[Short problem]: All of the listing below must be repeated word for word. Pictures are the only thing to omit.

========

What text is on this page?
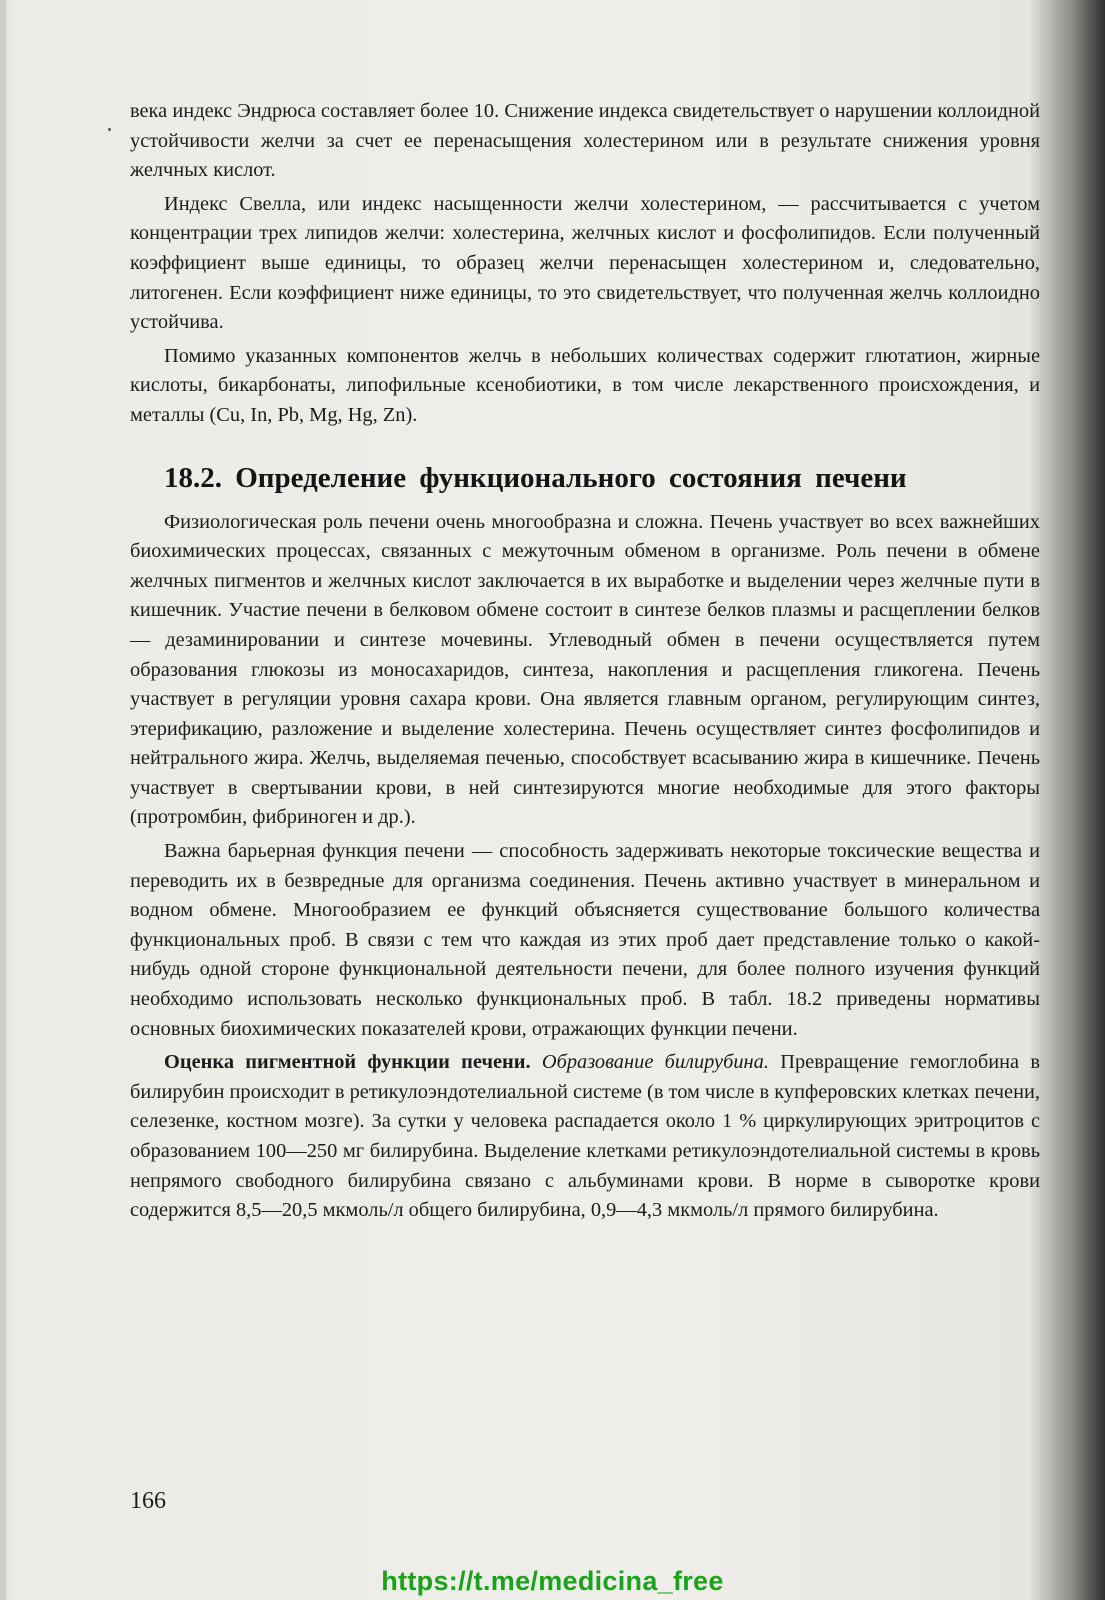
века индекс Эндрюса составляет более 10. Снижение индекса свидетельствует о нарушении коллоидной устойчивости желчи за счет ее перенасыщения холестерином или в результате снижения уровня желчных кислот.

Индекс Свелла, или индекс насыщенности желчи холестерином, — рассчитывается с учетом концентрации трех липидов желчи: холестерина, желчных кислот и фосфолипидов. Если полученный коэффициент выше единицы, то образец желчи перенасыщен холестерином и, следовательно, литогенен. Если коэффициент ниже единицы, то это свидетельствует, что полученная желчь коллоидно устойчива.

Помимо указанных компонентов желчь в небольших количествах содержит глютатион, жирные кислоты, бикарбонаты, липофильные ксенобиотики, в том числе лекарственного происхождения, и металлы (Cu, In, Pb, Mg, Hg, Zn).

18.2. Определение функционального состояния печени

Физиологическая роль печени очень многообразна и сложна. Печень участвует во всех важнейших биохимических процессах, связанных с межуточным обменом в организме. Роль печени в обмене желчных пигментов и желчных кислот заключается в их выработке и выделении через желчные пути в кишечник. Участие печени в белковом обмене состоит в синтезе белков плазмы и расщеплении белков — дезаминировании и синтезе мочевины. Углеводный обмен в печени осуществляется путем образования глюкозы из моносахаридов, синтеза, накопления и расщепления гликогена. Печень участвует в регуляции уровня сахара крови. Она является главным органом, регулирующим синтез, этерификацию, разложение и выделение холестерина. Печень осуществляет синтез фосфолипидов и нейтрального жира. Желчь, выделяемая печенью, способствует всасыванию жира в кишечнике. Печень участвует в свертывании крови, в ней синтезируются многие необходимые для этого факторы (протромбин, фибриноген и др.).

Важна барьерная функция печени — способность задерживать некоторые токсические вещества и переводить их в безвредные для организма соединения. Печень активно участвует в минеральном и водном обмене. Многообразием ее функций объясняется существование большого количества функциональных проб. В связи с тем что каждая из этих проб дает представление только о какой-нибудь одной стороне функциональной деятельности печени, для более полного изучения функций необходимо использовать несколько функциональных проб. В табл. 18.2 приведены нормативы основных биохимических показателей крови, отражающих функции печени.

Оценка пигментной функции печени. Образование билирубина. Превращение гемоглобина в билирубин происходит в ретикулоэндотелиальной системе (в том числе в купферовских клетках печени, селезенке, костном мозге). За сутки у человека распадается около 1 % циркулирующих эритроцитов с образованием 100—250 мг билирубина. Выделение клетками ретикулоэндотелиальной системы в кровь непрямого свободного билирубина связано с альбуминами крови. В норме в сыворотке крови содержится 8,5—20,5 мкмоль/л общего билирубина, 0,9—4,3 мкмоль/л прямого билирубина.

166
https://t.me/medicina_free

========

[Solution to this task]:
What text is on this page?
века индекс Эндрюса составляет более 10. Снижение индекса свидетельствует о нарушении коллоидной устойчивости желчи за счет ее перенасыщения холестерином или в результате снижения уровня желчных кислот.

Индекс Свелла, или индекс насыщенности желчи холестерином, — рассчитывается с учетом концентрации трех липидов желчи: холестерина, желчных кислот и фосфолипидов. Если полученный коэффициент выше единицы, то образец желчи перенасыщен холестерином и, следовательно, литогенен. Если коэффициент ниже единицы, то это свидетельствует, что полученная желчь коллоидно устойчива.

Помимо указанных компонентов желчь в небольших количествах содержит глютатион, жирные кислоты, бикарбонаты, липофильные ксенобиотики, в том числе лекарственного происхождения, и металлы (Cu, In, Pb, Mg, Hg, Zn).

18.2. Определение функционального состояния печени

Физиологическая роль печени очень многообразна и сложна. Печень участвует во всех важнейших биохимических процессах, связанных с межуточным обменом в организме. Роль печени в обмене желчных пигментов и желчных кислот заключается в их выработке и выделении через желчные пути в кишечник. Участие печени в белковом обмене состоит в синтезе белков плазмы и расщеплении белков — дезаминировании и синтезе мочевины. Углеводный обмен в печени осуществляется путем образования глюкозы из моносахаридов, синтеза, накопления и расщепления гликогена. Печень участвует в регуляции уровня сахара крови. Она является главным органом, регулирующим синтез, этерификацию, разложение и выделение холестерина. Печень осуществляет синтез фосфолипидов и нейтрального жира. Желчь, выделяемая печенью, способствует всасыванию жира в кишечнике. Печень участвует в свертывании крови, в ней синтезируются многие необходимые для этого факторы (протромбин, фибриноген и др.).

Важна барьерная функция печени — способность задерживать некоторые токсические вещества и переводить их в безвредные для организма соединения. Печень активно участвует в минеральном и водном обмене. Многообразием ее функций объясняется существование большого количества функциональных проб. В связи с тем что каждая из этих проб дает представление только о какой-нибудь одной стороне функциональной деятельности печени, для более полного изучения функций необходимо использовать несколько функциональных проб. В табл. 18.2 приведены нормативы основных биохимических показателей крови, отражающих функции печени.

Оценка пигментной функции печени. Образование билирубина. Превращение гемоглобина в билирубин происходит в ретикулоэндотелиальной системе (в том числе в купферовских клетках печени, селезенке, костном мозге). За сутки у человека распадается около 1 % циркулирующих эритроцитов с образованием 100—250 мг билирубина. Выделение клетками ретикулоэндотелиальной системы в кровь непрямого свободного билирубина связано с альбуминами крови. В норме в сыворотке крови содержится 8,5—20,5 мкмоль/л общего билирубина, 0,9—4,3 мкмоль/л прямого билирубина.

166
https://t.me/medicina_free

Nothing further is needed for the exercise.